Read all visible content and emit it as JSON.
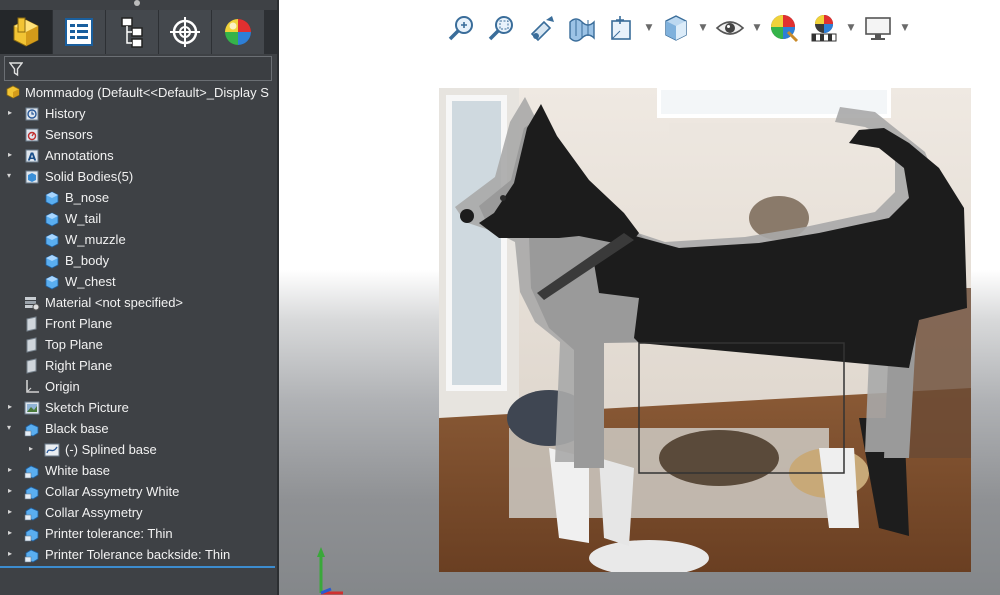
{
  "feature_tree": {
    "root_label": "Mommadog  (Default<<Default>_Display S",
    "items": [
      {
        "label": "History"
      },
      {
        "label": "Sensors"
      },
      {
        "label": "Annotations"
      },
      {
        "label": "Solid Bodies(5)"
      },
      {
        "label": "B_nose"
      },
      {
        "label": "W_tail"
      },
      {
        "label": "W_muzzle"
      },
      {
        "label": "B_body"
      },
      {
        "label": "W_chest"
      },
      {
        "label": "Material <not specified>"
      },
      {
        "label": "Front Plane"
      },
      {
        "label": "Top Plane"
      },
      {
        "label": "Right Plane"
      },
      {
        "label": "Origin"
      },
      {
        "label": "Sketch Picture"
      },
      {
        "label": "Black base"
      },
      {
        "label": "(-) Splined base"
      },
      {
        "label": "White base"
      },
      {
        "label": "Collar Assymetry White"
      },
      {
        "label": "Collar Assymetry"
      },
      {
        "label": "Printer tolerance: Thin"
      },
      {
        "label": "Printer Tolerance backside: Thin"
      }
    ]
  },
  "tabs": [
    {
      "name": "feature-manager-tab-icon"
    },
    {
      "name": "property-manager-tab-icon"
    },
    {
      "name": "configuration-manager-tab-icon"
    },
    {
      "name": "dimxpert-tab-icon"
    },
    {
      "name": "display-manager-tab-icon"
    }
  ],
  "view_toolbar": [
    {
      "name": "zoom-to-fit-icon",
      "dropdown": false
    },
    {
      "name": "zoom-to-area-icon",
      "dropdown": false
    },
    {
      "name": "previous-view-icon",
      "dropdown": false
    },
    {
      "name": "section-view-icon",
      "dropdown": false
    },
    {
      "name": "dynamic-annotation-views-icon",
      "dropdown": true
    },
    {
      "name": "view-orientation-icon",
      "dropdown": true
    },
    {
      "name": "hide-show-items-icon",
      "dropdown": true
    },
    {
      "name": "edit-appearance-icon",
      "dropdown": false
    },
    {
      "name": "apply-scene-icon",
      "dropdown": true
    },
    {
      "name": "view-settings-icon",
      "dropdown": true
    }
  ],
  "colors": {
    "panel_bg": "#3e4145",
    "selection_underline": "#3c8ccf",
    "model_black": "#1c1c1c",
    "model_white": "#9a9a9a"
  }
}
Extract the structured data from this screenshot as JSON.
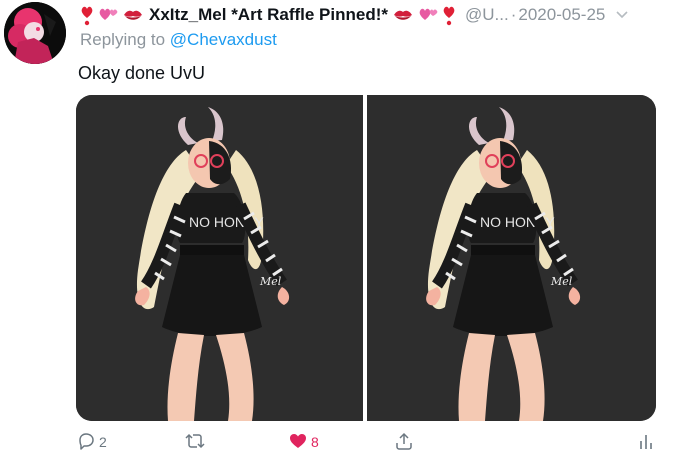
{
  "tweet": {
    "display_name": "XxItz_Mel *Art Raffle Pinned!*",
    "handle": "@U...",
    "separator": "·",
    "date": "2020-05-25",
    "replying_prefix": "Replying to ",
    "replying_to": "@Chevaxdust",
    "text": "Okay done UvU",
    "name_emojis_left": [
      "heart-exclamation",
      "revolving-hearts",
      "kiss-mark"
    ],
    "name_emojis_right": [
      "kiss-mark",
      "revolving-hearts",
      "heart-exclamation"
    ]
  },
  "media": {
    "images": [
      {
        "signature": "Mel",
        "shirt_text": "NO HONEY"
      },
      {
        "signature": "Mel",
        "shirt_text": "NO HONEY"
      }
    ],
    "background_color": "#2d2d2d"
  },
  "actions": {
    "reply_count": "2",
    "retweet_count": "",
    "like_count": "8",
    "liked": true,
    "like_color": "#e0245e"
  },
  "colors": {
    "link": "#1d9bf0",
    "muted": "#8d959c",
    "text": "#0f1419"
  }
}
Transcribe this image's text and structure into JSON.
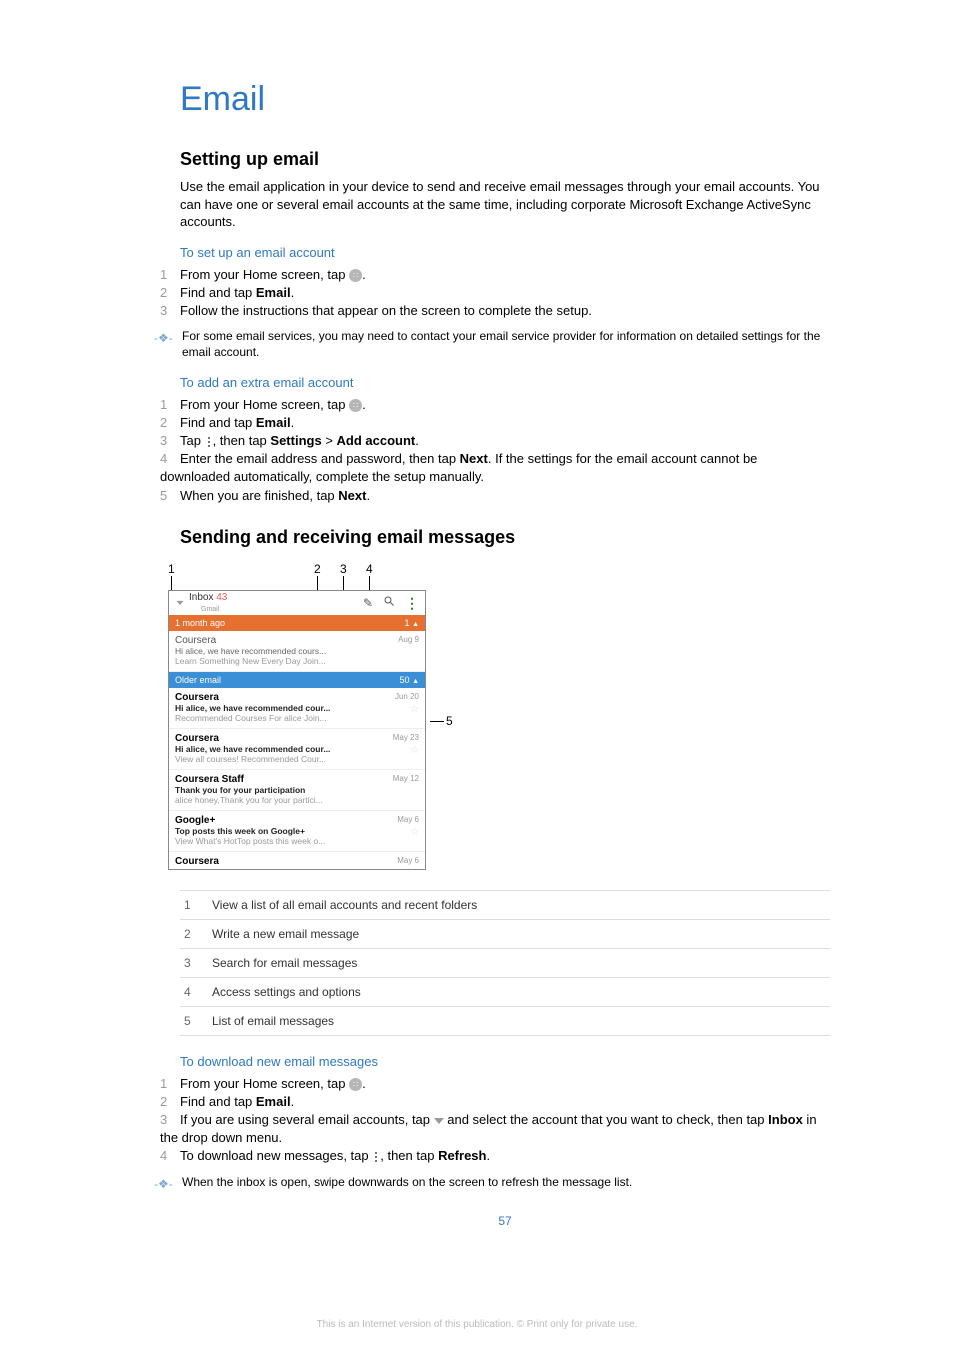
{
  "title": "Email",
  "section1": {
    "heading": "Setting up email",
    "intro": "Use the email application in your device to send and receive email messages through your email accounts. You can have one or several email accounts at the same time, including corporate Microsoft Exchange ActiveSync accounts.",
    "sub1": "To set up an email account",
    "steps1": {
      "s1_pre": "From your Home screen, tap ",
      "s1_post": ".",
      "s2_pre": "Find and tap ",
      "s2_bold": "Email",
      "s2_post": ".",
      "s3": "Follow the instructions that appear on the screen to complete the setup."
    },
    "note1": "For some email services, you may need to contact your email service provider for information on detailed settings for the email account.",
    "sub2": "To add an extra email account",
    "steps2": {
      "s1_pre": "From your Home screen, tap ",
      "s1_post": ".",
      "s2_pre": "Find and tap ",
      "s2_bold": "Email",
      "s2_post": ".",
      "s3_pre": "Tap ",
      "s3_mid": ", then tap ",
      "s3_b1": "Settings",
      "s3_gt": " > ",
      "s3_b2": "Add account",
      "s3_post": ".",
      "s4_pre": "Enter the email address and password, then tap ",
      "s4_b": "Next",
      "s4_post": ". If the settings for the email account cannot be downloaded automatically, complete the setup manually.",
      "s5_pre": "When you are finished, tap ",
      "s5_b": "Next",
      "s5_post": "."
    }
  },
  "section2": {
    "heading": "Sending and receiving email messages",
    "callouts": {
      "c1": "1",
      "c2": "2",
      "c3": "3",
      "c4": "4",
      "c5": "5"
    },
    "phone": {
      "inbox_label": "Inbox",
      "inbox_count": "43",
      "gmail": "Gmail",
      "band1_label": "1 month ago",
      "band1_count": "1",
      "band2_label": "Older email",
      "band2_count": "50",
      "msgs": [
        {
          "from": "Coursera",
          "subj": "Hi alice, we have recommended cours...",
          "prev": "Learn Something New Every Day Join...",
          "date": "Aug 9",
          "read": true
        },
        {
          "from": "Coursera",
          "subj": "Hi alice, we have recommended cour...",
          "prev": "Recommended Courses For alice Join...",
          "date": "Jun 20",
          "read": false
        },
        {
          "from": "Coursera",
          "subj": "Hi alice, we have recommended cour...",
          "prev": "View all courses! Recommended Cour...",
          "date": "May 23",
          "read": false
        },
        {
          "from": "Coursera Staff",
          "subj": "Thank you for your participation",
          "prev": "alice honey,Thank you for your partici...",
          "date": "May 12",
          "read": false
        },
        {
          "from": "Google+",
          "subj": "Top posts this week on Google+",
          "prev": "View What's HotTop posts this week o...",
          "date": "May 6",
          "read": false
        },
        {
          "from": "Coursera",
          "subj": "",
          "prev": "",
          "date": "May 6",
          "read": false
        }
      ]
    },
    "legend": [
      {
        "n": "1",
        "d": "View a list of all email accounts and recent folders"
      },
      {
        "n": "2",
        "d": "Write a new email message"
      },
      {
        "n": "3",
        "d": "Search for email messages"
      },
      {
        "n": "4",
        "d": "Access settings and options"
      },
      {
        "n": "5",
        "d": "List of email messages"
      }
    ],
    "sub1": "To download new email messages",
    "steps1": {
      "s1_pre": "From your Home screen, tap ",
      "s1_post": ".",
      "s2_pre": "Find and tap ",
      "s2_bold": "Email",
      "s2_post": ".",
      "s3_pre": "If you are using several email accounts, tap ",
      "s3_mid": " and select the account that you want to check, then tap ",
      "s3_b": "Inbox",
      "s3_post": " in the drop down menu.",
      "s4_pre": "To download new messages, tap ",
      "s4_mid": ", then tap ",
      "s4_b": "Refresh",
      "s4_post": "."
    },
    "note1": "When the inbox is open, swipe downwards on the screen to refresh the message list."
  },
  "pageNumber": "57",
  "footer": "This is an Internet version of this publication. © Print only for private use."
}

━━━━━━

What is required: State how many lines include the string "accounts", and nothing more.

Task answer: 3